** Start RECORDS FOR THE TASK **

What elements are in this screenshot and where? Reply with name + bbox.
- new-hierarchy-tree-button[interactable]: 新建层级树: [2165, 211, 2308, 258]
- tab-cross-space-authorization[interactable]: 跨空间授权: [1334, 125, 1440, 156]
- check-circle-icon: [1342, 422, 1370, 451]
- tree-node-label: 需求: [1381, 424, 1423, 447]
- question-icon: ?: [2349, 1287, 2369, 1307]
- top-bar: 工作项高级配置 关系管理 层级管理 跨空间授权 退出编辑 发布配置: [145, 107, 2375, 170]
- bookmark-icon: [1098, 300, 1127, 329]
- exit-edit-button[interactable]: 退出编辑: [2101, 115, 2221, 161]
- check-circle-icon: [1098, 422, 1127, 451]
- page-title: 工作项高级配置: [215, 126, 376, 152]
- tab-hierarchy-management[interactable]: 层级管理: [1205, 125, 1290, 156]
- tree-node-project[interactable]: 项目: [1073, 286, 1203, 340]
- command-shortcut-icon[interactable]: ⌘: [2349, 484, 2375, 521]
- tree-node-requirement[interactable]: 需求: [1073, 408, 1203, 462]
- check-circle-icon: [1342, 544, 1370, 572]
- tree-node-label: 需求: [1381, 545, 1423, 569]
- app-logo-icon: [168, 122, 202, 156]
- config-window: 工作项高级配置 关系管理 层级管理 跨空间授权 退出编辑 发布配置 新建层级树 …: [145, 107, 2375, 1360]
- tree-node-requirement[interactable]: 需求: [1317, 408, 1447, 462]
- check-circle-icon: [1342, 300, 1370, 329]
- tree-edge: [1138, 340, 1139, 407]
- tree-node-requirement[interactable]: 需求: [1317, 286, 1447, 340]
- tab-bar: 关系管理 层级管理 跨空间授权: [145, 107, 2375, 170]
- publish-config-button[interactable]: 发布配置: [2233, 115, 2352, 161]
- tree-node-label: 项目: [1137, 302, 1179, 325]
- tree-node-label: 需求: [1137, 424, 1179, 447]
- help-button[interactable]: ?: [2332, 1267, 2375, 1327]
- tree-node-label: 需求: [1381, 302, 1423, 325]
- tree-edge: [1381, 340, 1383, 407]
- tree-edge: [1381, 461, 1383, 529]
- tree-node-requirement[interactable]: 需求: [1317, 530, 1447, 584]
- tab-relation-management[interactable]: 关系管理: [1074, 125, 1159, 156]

** End RECORDS FOR THE TASK **

▸ GOAL OF THE EXERCISE: Can you reproduce every entry above, line for line, with no changes?

▸ SOLUTION BELOW:
What elements are in this screenshot and where? Reply with name + bbox.
- new-hierarchy-tree-button[interactable]: 新建层级树: [2165, 211, 2308, 258]
- tab-cross-space-authorization[interactable]: 跨空间授权: [1334, 125, 1440, 156]
- check-circle-icon: [1342, 422, 1370, 451]
- tree-node-label: 需求: [1381, 424, 1423, 447]
- question-icon: ?: [2349, 1287, 2369, 1307]
- top-bar: 工作项高级配置 关系管理 层级管理 跨空间授权 退出编辑 发布配置: [145, 107, 2375, 170]
- bookmark-icon: [1098, 300, 1127, 329]
- exit-edit-button[interactable]: 退出编辑: [2101, 115, 2221, 161]
- check-circle-icon: [1098, 422, 1127, 451]
- page-title: 工作项高级配置: [215, 126, 376, 152]
- tab-hierarchy-management[interactable]: 层级管理: [1205, 125, 1290, 156]
- tree-node-project[interactable]: 项目: [1073, 286, 1203, 340]
- command-shortcut-icon[interactable]: ⌘: [2349, 484, 2375, 521]
- tree-node-requirement[interactable]: 需求: [1073, 408, 1203, 462]
- check-circle-icon: [1342, 544, 1370, 572]
- tree-node-label: 需求: [1381, 545, 1423, 569]
- app-logo-icon: [168, 122, 202, 156]
- config-window: 工作项高级配置 关系管理 层级管理 跨空间授权 退出编辑 发布配置 新建层级树 …: [145, 107, 2375, 1360]
- tree-node-requirement[interactable]: 需求: [1317, 408, 1447, 462]
- check-circle-icon: [1342, 300, 1370, 329]
- tree-edge: [1138, 340, 1139, 407]
- tree-node-requirement[interactable]: 需求: [1317, 286, 1447, 340]
- tab-bar: 关系管理 层级管理 跨空间授权: [145, 107, 2375, 170]
- publish-config-button[interactable]: 发布配置: [2233, 115, 2352, 161]
- tree-node-label: 项目: [1137, 302, 1179, 325]
- tree-node-label: 需求: [1137, 424, 1179, 447]
- help-button[interactable]: ?: [2332, 1267, 2375, 1327]
- tree-node-label: 需求: [1381, 302, 1423, 325]
- tree-edge: [1381, 340, 1383, 407]
- tree-edge: [1381, 461, 1383, 529]
- tree-node-requirement[interactable]: 需求: [1317, 530, 1447, 584]
- tab-relation-management[interactable]: 关系管理: [1074, 125, 1159, 156]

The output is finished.